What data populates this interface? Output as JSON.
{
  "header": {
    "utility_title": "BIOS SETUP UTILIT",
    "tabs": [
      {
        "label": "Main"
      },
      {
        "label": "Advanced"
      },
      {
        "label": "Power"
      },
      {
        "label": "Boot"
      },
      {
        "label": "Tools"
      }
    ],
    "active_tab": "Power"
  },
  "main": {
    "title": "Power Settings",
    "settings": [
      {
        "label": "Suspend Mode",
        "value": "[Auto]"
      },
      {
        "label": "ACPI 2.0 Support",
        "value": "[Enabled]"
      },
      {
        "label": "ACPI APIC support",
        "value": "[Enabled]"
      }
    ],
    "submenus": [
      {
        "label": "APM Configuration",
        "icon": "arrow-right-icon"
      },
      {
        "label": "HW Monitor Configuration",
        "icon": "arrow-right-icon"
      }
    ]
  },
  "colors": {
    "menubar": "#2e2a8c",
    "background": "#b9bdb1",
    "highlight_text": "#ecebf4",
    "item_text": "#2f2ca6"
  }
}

» DIRECTIONS
Show every line above in which the word "Configuration" occurs.

» FULL SOLUTION
        "label": "APM Configuration",
        "label": "HW Monitor Configuration",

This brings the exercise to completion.